--- BEGIN DATASET ENTRIES ---
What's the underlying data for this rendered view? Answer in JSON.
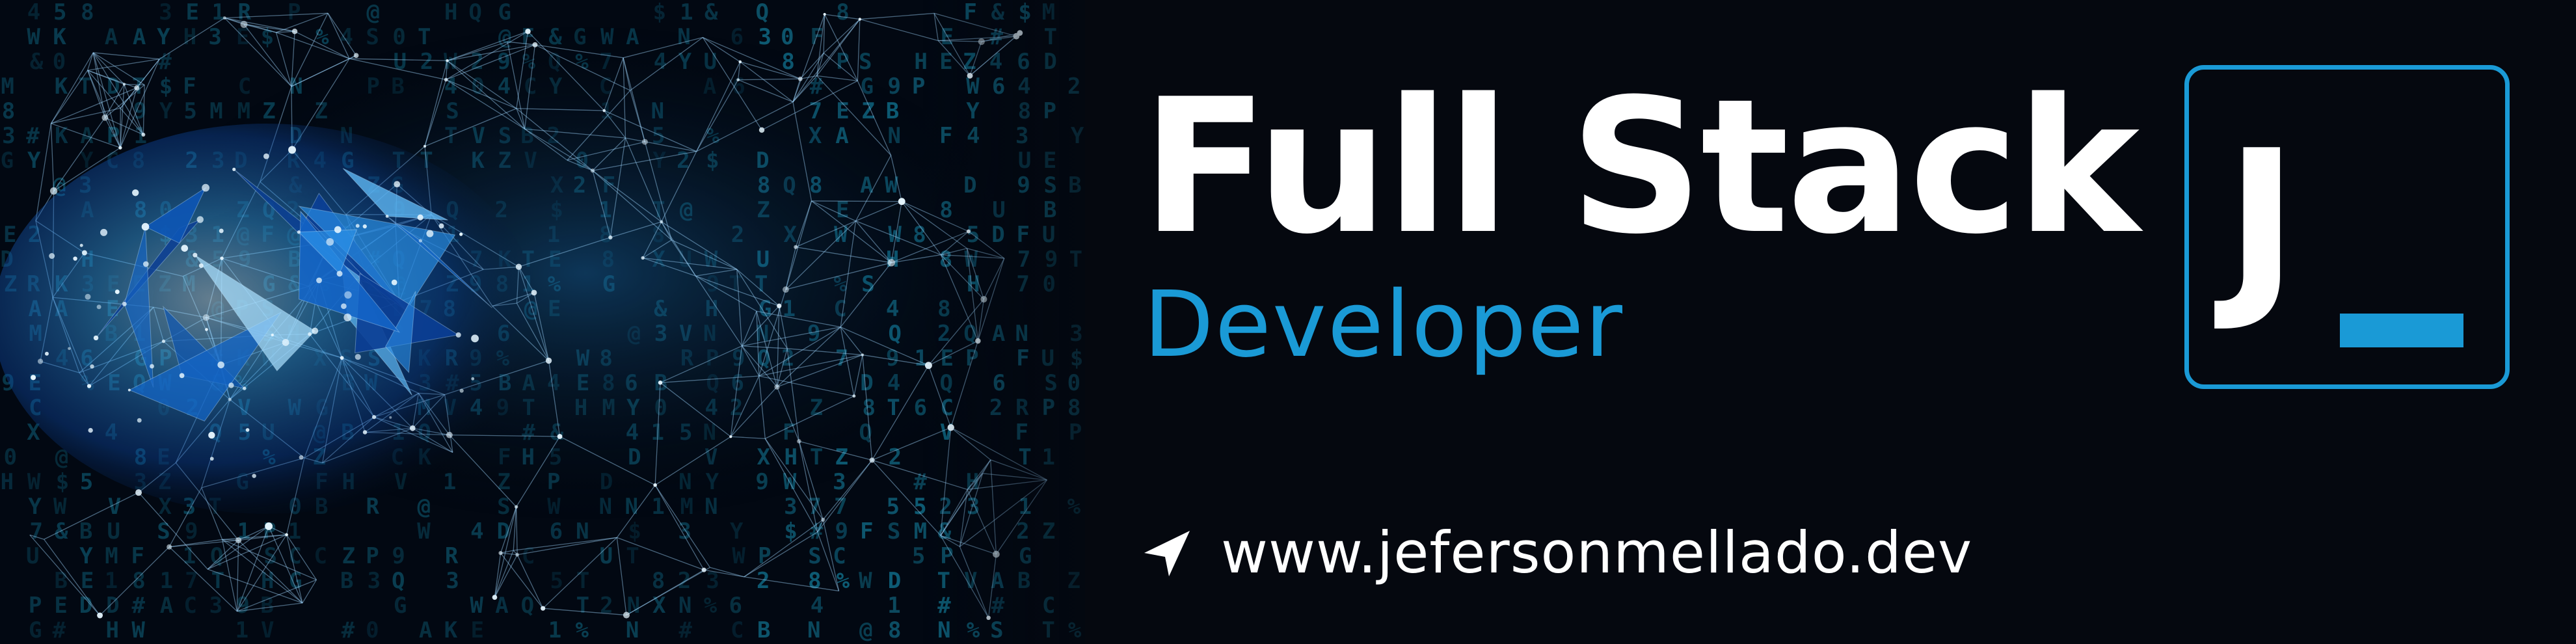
{
  "banner": {
    "title": "Full Stack",
    "subtitle": "Developer",
    "website": "www.jefersonmellado.dev",
    "logo_letter": "J",
    "website_icon": "navigation-arrow-icon",
    "art_description_icon": "network-brain-icon"
  },
  "colors": {
    "background": "#05080f",
    "accent": "#1a9ad6",
    "text": "#ffffff"
  }
}
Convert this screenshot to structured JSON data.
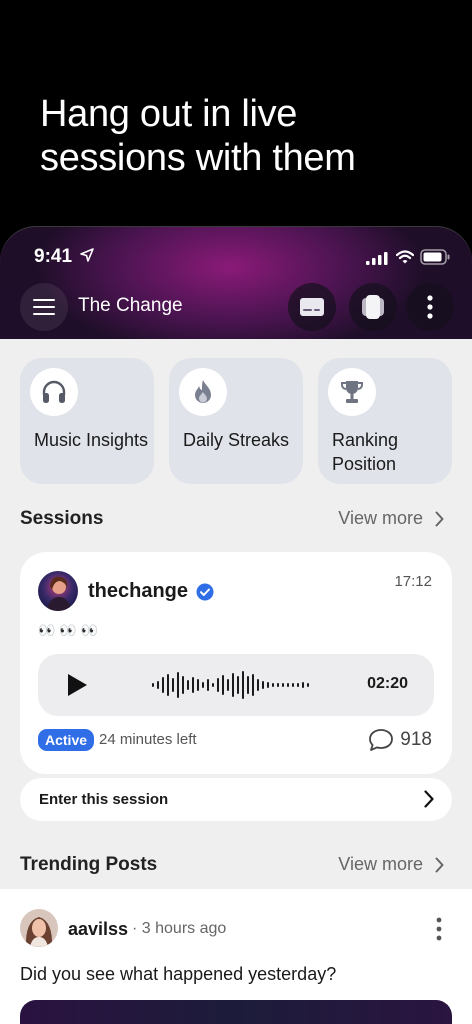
{
  "headline": "Hang out in live sessions with them",
  "status_bar": {
    "time": "9:41"
  },
  "app_bar": {
    "title": "The Change"
  },
  "tiles": [
    {
      "label": "Music Insights",
      "icon": "headphones-icon"
    },
    {
      "label": "Daily Streaks",
      "icon": "flame-icon"
    },
    {
      "label": "Ranking Position",
      "icon": "trophy-icon"
    }
  ],
  "sessions": {
    "title": "Sessions",
    "view_more": "View more",
    "card": {
      "user": "thechange",
      "verified": true,
      "time": "17:12",
      "emoji": "👀 👀 👀",
      "duration": "02:20",
      "status": "Active",
      "time_left": "24 minutes left",
      "comments": "918"
    },
    "enter_label": "Enter this session"
  },
  "trending": {
    "title": "Trending Posts",
    "view_more": "View more",
    "post": {
      "user": "aavilss",
      "ago": "· 3 hours ago",
      "text": "Did you see what happened yesterday?"
    }
  },
  "colors": {
    "accent": "#2f6ee6",
    "background": "#efefef",
    "tile": "#e1e3ea"
  }
}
--- END DATASET ENTRIES ---
Starting with the line that holds "Convert this screenshot", retype each line through the last one in the listing above, exactly as written. Do not copy any pictures.

WRITTEN RESPONSE —
Convert this screenshot to structured JSON data.
{
  "headline": "Hang out in live sessions with them",
  "status_bar": {
    "time": "9:41"
  },
  "app_bar": {
    "title": "The Change"
  },
  "tiles": [
    {
      "label": "Music Insights",
      "icon": "headphones-icon"
    },
    {
      "label": "Daily Streaks",
      "icon": "flame-icon"
    },
    {
      "label": "Ranking Position",
      "icon": "trophy-icon"
    }
  ],
  "sessions": {
    "title": "Sessions",
    "view_more": "View more",
    "card": {
      "user": "thechange",
      "verified": true,
      "time": "17:12",
      "emoji": "👀 👀 👀",
      "duration": "02:20",
      "status": "Active",
      "time_left": "24 minutes left",
      "comments": "918"
    },
    "enter_label": "Enter this session"
  },
  "trending": {
    "title": "Trending Posts",
    "view_more": "View more",
    "post": {
      "user": "aavilss",
      "ago": "· 3 hours ago",
      "text": "Did you see what happened yesterday?"
    }
  },
  "colors": {
    "accent": "#2f6ee6",
    "background": "#efefef",
    "tile": "#e1e3ea"
  }
}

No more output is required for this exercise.